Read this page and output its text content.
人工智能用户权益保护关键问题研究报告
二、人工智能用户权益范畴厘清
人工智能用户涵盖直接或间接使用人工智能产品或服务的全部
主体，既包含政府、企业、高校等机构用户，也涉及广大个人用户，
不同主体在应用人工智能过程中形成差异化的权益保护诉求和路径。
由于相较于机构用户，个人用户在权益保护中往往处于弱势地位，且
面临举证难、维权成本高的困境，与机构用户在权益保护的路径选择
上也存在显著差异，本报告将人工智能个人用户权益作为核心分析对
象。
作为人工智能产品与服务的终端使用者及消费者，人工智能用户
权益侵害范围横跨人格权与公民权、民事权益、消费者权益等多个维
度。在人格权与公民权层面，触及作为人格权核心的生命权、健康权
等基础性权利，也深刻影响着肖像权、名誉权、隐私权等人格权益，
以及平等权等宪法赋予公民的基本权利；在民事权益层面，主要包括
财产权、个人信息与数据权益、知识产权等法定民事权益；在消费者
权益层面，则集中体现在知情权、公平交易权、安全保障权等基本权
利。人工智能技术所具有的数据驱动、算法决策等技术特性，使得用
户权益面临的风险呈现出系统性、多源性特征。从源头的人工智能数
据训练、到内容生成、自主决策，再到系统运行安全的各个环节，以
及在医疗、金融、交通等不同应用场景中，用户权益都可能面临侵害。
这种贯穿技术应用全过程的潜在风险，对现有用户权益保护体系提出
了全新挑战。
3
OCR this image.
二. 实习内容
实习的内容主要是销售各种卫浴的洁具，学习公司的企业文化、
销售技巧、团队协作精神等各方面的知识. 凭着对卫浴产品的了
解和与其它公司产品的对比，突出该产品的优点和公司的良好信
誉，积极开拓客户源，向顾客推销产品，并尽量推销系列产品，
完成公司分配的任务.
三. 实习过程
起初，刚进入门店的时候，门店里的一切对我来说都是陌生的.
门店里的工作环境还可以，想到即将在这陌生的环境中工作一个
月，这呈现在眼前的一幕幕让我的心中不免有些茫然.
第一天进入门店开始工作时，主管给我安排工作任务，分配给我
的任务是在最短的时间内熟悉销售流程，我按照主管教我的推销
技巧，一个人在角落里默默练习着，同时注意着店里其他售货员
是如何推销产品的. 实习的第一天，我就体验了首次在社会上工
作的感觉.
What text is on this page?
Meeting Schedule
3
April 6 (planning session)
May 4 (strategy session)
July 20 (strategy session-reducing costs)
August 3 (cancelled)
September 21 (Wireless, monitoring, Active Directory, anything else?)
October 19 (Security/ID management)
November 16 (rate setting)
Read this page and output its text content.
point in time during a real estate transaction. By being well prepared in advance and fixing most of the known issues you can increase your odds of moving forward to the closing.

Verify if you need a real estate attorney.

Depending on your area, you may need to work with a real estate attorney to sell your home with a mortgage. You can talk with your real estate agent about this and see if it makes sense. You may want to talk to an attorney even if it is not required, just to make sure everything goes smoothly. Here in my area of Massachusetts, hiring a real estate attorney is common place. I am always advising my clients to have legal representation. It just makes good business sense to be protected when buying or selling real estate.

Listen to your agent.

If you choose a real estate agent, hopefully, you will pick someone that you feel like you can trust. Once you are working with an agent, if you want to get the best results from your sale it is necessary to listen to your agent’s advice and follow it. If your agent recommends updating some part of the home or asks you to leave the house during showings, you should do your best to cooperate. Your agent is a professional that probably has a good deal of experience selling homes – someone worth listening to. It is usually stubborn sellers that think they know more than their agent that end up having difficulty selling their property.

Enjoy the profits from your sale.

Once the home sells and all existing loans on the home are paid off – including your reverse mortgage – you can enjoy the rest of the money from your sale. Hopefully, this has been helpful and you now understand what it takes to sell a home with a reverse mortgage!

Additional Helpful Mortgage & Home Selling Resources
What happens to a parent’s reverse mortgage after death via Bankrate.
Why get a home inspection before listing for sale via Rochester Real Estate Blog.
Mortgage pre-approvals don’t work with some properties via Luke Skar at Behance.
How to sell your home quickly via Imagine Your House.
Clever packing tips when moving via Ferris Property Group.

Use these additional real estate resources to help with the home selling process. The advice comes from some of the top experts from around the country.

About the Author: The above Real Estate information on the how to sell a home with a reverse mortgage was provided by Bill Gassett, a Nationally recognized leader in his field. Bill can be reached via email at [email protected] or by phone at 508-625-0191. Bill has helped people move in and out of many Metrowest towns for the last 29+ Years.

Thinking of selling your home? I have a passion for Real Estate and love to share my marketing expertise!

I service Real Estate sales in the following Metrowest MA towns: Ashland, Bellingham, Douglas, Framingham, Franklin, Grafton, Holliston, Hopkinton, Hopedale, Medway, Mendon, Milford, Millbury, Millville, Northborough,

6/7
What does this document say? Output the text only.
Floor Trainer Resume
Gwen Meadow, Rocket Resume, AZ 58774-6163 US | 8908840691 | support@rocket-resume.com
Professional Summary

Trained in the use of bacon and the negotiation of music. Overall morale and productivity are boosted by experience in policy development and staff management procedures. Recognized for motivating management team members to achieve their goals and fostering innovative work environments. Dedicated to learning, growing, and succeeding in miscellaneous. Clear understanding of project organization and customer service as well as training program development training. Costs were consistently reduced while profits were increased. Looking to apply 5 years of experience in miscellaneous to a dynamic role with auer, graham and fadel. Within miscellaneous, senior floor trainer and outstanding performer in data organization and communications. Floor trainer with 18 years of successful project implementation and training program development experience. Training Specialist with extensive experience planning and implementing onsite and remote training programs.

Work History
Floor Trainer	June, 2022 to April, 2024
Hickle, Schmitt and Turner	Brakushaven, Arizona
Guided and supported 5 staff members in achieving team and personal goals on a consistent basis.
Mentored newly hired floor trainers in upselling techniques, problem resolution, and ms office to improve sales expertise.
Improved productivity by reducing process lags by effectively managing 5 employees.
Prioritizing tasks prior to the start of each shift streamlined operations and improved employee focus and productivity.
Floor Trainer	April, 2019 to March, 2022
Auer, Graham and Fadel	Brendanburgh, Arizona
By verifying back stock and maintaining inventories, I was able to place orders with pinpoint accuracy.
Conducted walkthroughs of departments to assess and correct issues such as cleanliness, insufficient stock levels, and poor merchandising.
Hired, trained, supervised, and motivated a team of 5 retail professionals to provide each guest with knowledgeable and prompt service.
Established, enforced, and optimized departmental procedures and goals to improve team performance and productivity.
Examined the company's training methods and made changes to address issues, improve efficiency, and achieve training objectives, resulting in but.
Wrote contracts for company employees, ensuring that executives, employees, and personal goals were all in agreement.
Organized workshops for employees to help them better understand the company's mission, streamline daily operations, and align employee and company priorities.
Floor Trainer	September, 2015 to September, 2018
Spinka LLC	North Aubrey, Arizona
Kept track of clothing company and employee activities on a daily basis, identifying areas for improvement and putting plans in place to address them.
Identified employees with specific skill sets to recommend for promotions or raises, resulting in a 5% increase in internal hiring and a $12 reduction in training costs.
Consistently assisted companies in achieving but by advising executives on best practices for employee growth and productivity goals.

**REQUIRED TASK**
Find every line in the records above that holds the word "management", and copy each one.

**FULL ANSWER**
October 19 (Security/ID management)
Trained in the use of bacon and the negotiation of music. Overall morale and productivity are boosted by experience in policy development and staff management procedures. Recognized for motivating management team members to achieve their goals and fostering innovative work environments. Dedicated to learning, growing, and succeeding in miscellaneous. Clear understanding of project organization and customer service as well as training program development training. Costs were consistently reduced while profits were increased. Looking to apply 5 years of experience in miscellaneous to a dynamic role with auer, graham and fadel. Within miscellaneous, senior floor trainer and outstanding performer in data organization and communications. Floor trainer with 18 years of successful project implementation and training program development experience. Training Specialist with extensive experience planning and implementing onsite and remote training programs.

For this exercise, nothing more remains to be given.